*Direction*. All the data below goes into the copy word for word, but the pictures don't.

* Start Data *

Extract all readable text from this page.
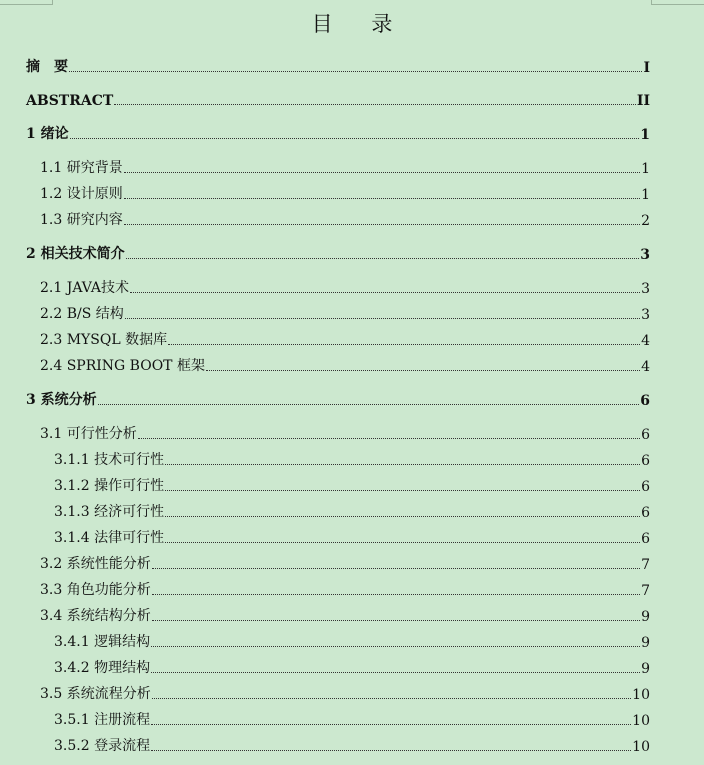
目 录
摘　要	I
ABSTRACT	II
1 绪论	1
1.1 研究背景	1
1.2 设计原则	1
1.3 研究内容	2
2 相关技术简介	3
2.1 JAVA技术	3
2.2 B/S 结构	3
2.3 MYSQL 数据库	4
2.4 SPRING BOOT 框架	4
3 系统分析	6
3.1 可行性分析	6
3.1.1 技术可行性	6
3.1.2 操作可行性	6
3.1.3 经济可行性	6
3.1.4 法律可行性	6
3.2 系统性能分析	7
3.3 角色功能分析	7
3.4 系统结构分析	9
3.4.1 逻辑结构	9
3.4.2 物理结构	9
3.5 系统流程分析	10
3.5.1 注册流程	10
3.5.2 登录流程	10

* End Data *

*Answer to the problem*.
Extract all readable text from this page.
目 录
摘　要	I
ABSTRACT	II
1 绪论	1
1.1 研究背景	1
1.2 设计原则	1
1.3 研究内容	2
2 相关技术简介	3
2.1 JAVA技术	3
2.2 B/S 结构	3
2.3 MYSQL 数据库	4
2.4 SPRING BOOT 框架	4
3 系统分析	6
3.1 可行性分析	6
3.1.1 技术可行性	6
3.1.2 操作可行性	6
3.1.3 经济可行性	6
3.1.4 法律可行性	6
3.2 系统性能分析	7
3.3 角色功能分析	7
3.4 系统结构分析	9
3.4.1 逻辑结构	9
3.4.2 物理结构	9
3.5 系统流程分析	10
3.5.1 注册流程	10
3.5.2 登录流程	10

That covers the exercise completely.